Entries shown:
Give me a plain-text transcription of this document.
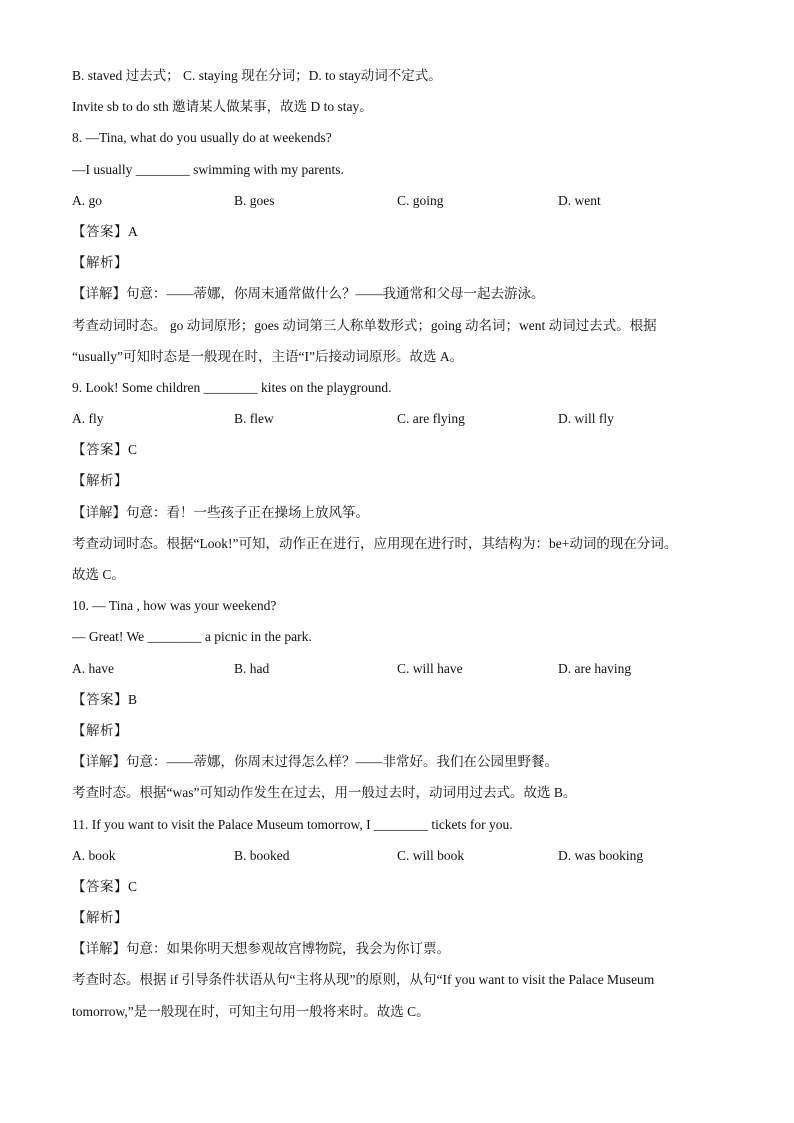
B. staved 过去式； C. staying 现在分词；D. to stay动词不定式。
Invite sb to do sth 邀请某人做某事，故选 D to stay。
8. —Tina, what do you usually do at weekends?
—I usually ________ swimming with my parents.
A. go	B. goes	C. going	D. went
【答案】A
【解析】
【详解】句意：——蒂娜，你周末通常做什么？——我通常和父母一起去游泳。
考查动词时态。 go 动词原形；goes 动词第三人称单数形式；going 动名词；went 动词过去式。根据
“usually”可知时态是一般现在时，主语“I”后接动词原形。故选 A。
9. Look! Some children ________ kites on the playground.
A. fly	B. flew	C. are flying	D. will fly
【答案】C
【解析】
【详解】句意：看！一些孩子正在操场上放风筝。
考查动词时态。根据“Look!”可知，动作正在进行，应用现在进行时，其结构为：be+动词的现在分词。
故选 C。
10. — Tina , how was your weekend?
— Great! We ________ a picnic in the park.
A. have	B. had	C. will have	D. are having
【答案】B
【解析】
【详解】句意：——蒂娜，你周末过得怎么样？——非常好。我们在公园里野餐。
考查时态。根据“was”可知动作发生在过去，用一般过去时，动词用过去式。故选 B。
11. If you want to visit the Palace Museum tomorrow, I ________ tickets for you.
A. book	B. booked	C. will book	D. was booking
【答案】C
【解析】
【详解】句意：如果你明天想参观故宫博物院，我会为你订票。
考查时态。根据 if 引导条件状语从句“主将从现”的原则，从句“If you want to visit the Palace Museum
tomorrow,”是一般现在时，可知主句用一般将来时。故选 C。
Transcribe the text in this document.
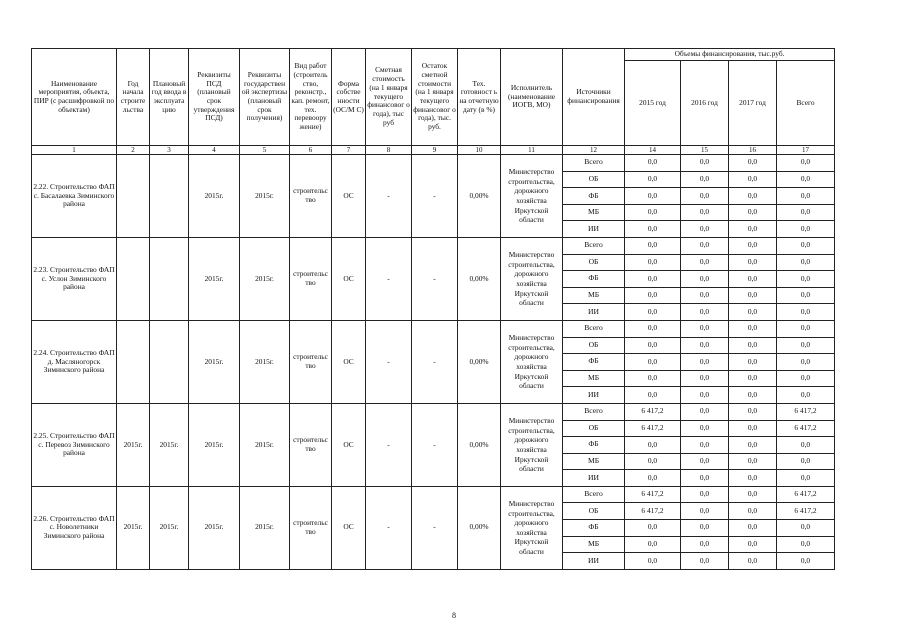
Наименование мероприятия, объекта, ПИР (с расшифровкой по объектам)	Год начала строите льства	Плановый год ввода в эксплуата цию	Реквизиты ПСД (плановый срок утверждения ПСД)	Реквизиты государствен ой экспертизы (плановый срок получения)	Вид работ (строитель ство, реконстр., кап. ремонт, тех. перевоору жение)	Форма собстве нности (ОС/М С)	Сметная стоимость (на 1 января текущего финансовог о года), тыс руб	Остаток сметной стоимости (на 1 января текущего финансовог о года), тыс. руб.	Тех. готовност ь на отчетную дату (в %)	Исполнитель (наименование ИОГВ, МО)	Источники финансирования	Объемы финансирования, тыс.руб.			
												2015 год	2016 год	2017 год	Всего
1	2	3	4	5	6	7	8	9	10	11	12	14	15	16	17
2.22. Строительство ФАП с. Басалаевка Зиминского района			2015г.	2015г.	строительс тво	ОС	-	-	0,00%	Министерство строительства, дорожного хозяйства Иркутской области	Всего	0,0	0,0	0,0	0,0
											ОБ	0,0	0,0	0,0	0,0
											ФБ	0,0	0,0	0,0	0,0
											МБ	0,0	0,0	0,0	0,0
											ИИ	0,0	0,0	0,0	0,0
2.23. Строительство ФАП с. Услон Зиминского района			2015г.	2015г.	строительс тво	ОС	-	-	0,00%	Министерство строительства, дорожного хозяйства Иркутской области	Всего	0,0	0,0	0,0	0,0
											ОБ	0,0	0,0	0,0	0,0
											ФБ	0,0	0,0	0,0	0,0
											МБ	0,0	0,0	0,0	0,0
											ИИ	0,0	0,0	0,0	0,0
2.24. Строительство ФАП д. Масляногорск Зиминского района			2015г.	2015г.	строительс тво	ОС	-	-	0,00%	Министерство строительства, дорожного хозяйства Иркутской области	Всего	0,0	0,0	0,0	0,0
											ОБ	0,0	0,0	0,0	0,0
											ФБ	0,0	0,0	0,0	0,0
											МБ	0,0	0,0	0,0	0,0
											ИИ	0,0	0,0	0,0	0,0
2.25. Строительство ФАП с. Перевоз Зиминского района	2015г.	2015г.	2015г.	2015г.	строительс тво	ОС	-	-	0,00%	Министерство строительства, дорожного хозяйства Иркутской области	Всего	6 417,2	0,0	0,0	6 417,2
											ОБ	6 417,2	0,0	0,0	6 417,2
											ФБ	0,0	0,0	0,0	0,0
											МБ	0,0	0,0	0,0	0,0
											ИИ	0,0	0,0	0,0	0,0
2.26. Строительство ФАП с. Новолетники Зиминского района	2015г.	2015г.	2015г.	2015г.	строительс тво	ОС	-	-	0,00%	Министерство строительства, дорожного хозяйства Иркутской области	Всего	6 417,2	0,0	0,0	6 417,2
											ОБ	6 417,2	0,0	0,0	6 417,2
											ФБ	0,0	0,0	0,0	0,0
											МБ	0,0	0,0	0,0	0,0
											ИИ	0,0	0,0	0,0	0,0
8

Problem: Find each line that has the word "went", then copy it out.

Exercise result:
A. go	B. goes	C. going	D. went
考查动词时态。 go 动词原形；goes 动词第三人称单数形式；going 动名词；went 动词过去式。根据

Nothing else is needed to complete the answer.